Task inputs:
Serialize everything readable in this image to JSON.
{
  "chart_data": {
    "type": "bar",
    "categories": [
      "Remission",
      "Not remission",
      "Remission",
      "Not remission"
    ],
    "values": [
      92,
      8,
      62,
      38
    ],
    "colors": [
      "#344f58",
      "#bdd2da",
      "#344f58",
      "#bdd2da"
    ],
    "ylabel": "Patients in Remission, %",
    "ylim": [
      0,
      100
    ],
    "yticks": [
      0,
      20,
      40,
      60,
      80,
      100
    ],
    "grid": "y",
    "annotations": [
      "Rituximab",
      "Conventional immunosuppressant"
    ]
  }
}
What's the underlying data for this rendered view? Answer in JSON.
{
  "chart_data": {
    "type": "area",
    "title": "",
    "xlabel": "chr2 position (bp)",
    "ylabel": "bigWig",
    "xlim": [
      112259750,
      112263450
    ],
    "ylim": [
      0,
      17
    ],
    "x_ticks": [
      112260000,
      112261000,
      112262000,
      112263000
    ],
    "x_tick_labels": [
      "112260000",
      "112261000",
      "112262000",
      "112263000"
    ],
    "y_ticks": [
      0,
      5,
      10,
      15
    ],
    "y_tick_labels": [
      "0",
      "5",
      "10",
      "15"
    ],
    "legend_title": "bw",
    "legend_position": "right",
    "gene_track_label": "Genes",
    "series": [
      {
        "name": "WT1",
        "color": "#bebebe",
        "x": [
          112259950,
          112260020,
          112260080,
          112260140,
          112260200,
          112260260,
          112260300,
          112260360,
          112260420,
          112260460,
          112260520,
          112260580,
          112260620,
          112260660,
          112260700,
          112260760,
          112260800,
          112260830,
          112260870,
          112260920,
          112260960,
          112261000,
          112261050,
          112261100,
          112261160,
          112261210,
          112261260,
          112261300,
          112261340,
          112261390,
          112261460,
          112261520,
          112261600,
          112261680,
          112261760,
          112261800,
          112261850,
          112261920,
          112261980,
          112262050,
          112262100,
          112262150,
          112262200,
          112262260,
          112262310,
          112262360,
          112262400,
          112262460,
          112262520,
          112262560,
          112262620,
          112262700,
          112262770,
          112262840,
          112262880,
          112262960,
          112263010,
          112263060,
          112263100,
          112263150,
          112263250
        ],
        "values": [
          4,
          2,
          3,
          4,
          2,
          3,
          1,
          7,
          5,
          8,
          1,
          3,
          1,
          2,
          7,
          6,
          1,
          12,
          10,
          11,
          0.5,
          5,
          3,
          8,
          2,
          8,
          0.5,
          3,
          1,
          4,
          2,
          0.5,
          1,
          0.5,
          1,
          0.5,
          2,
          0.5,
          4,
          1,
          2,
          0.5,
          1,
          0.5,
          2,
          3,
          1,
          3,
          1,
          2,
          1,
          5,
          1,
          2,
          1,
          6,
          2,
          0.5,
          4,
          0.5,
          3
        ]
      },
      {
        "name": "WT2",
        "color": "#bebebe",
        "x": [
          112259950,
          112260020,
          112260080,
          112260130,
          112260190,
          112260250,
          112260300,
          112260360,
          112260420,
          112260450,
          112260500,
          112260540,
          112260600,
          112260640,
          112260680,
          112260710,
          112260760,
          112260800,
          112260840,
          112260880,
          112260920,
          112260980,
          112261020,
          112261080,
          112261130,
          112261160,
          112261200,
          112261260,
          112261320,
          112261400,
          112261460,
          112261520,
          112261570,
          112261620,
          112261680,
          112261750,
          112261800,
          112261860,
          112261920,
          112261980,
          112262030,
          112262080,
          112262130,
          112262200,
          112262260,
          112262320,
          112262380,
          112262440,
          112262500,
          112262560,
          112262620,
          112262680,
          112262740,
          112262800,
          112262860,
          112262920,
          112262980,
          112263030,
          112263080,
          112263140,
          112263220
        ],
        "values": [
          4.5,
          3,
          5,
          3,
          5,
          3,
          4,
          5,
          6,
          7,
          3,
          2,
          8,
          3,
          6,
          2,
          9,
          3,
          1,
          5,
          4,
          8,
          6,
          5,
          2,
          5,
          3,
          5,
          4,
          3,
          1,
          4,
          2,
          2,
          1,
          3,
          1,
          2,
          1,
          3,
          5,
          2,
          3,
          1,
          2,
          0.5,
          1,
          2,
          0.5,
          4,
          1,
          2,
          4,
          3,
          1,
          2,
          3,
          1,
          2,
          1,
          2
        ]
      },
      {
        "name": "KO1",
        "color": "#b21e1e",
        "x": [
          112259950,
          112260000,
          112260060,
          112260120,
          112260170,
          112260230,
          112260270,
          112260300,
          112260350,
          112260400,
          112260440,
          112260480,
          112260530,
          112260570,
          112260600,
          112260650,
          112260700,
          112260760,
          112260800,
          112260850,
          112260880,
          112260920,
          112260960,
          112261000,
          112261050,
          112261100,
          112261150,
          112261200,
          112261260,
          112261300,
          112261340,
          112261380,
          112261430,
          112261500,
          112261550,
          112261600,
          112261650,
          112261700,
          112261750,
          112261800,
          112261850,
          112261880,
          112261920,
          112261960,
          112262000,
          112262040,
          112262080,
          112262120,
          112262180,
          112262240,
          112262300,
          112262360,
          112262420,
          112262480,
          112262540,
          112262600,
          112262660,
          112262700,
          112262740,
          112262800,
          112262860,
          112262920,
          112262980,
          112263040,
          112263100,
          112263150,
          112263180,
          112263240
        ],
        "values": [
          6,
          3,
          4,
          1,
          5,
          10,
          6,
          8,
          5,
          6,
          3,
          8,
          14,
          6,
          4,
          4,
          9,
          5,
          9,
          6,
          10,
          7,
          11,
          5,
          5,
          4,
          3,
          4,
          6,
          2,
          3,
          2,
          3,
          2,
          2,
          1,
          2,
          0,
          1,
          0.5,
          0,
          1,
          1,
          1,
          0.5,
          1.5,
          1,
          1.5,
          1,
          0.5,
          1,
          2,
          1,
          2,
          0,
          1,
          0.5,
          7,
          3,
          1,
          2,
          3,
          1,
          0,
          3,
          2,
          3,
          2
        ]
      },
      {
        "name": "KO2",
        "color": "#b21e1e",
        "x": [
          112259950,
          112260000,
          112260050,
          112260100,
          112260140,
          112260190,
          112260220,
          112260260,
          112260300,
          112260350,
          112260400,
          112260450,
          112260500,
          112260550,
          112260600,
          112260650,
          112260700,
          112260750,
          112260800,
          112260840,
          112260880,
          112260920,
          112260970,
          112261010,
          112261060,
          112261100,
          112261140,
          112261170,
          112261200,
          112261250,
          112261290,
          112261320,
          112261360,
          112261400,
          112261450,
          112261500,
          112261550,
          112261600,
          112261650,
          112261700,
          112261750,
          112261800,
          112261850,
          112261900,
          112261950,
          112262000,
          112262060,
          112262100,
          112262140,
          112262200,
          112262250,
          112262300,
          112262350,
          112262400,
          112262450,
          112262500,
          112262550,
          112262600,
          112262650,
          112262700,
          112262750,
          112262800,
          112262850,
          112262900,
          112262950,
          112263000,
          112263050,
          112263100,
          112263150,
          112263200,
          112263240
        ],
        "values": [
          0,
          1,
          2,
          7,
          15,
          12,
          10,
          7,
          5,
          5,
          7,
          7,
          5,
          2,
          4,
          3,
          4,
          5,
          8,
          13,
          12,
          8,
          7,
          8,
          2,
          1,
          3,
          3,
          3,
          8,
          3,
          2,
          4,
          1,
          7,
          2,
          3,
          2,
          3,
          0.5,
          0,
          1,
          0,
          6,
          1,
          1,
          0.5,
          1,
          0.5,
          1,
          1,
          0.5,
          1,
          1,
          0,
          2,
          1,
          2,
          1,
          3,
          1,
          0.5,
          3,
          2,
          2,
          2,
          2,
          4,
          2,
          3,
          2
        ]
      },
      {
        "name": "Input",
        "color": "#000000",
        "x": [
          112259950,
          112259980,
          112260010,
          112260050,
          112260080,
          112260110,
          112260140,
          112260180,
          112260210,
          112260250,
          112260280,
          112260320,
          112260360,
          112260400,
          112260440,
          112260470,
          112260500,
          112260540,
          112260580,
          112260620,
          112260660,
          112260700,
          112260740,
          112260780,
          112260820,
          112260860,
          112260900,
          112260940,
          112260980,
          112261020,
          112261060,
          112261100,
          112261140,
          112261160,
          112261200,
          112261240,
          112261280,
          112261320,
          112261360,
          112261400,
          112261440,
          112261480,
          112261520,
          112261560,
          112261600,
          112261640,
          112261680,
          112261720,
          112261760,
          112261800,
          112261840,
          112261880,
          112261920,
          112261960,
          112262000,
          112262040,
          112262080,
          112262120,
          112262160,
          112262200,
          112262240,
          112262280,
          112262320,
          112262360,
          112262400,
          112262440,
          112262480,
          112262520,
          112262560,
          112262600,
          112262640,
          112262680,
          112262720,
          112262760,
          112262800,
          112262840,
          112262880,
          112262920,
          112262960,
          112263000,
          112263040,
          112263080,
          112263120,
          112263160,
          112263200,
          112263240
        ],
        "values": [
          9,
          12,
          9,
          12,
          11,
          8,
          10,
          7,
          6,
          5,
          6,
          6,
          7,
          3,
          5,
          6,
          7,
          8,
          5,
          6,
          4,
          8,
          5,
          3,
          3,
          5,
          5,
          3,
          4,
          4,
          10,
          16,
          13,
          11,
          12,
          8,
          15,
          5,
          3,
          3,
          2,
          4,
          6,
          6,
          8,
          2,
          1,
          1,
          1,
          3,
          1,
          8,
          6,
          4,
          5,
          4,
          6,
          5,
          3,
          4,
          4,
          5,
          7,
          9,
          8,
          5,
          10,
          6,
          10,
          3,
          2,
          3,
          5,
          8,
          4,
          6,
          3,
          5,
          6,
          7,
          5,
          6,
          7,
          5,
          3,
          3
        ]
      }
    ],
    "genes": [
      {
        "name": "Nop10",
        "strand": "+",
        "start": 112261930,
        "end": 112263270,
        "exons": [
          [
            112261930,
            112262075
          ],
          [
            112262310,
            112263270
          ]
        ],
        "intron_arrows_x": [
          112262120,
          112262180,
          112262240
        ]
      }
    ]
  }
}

Exercise prompt: Tally of lines with the word "name": work out how many lines in the records hold it, and give that number only.

Result: 6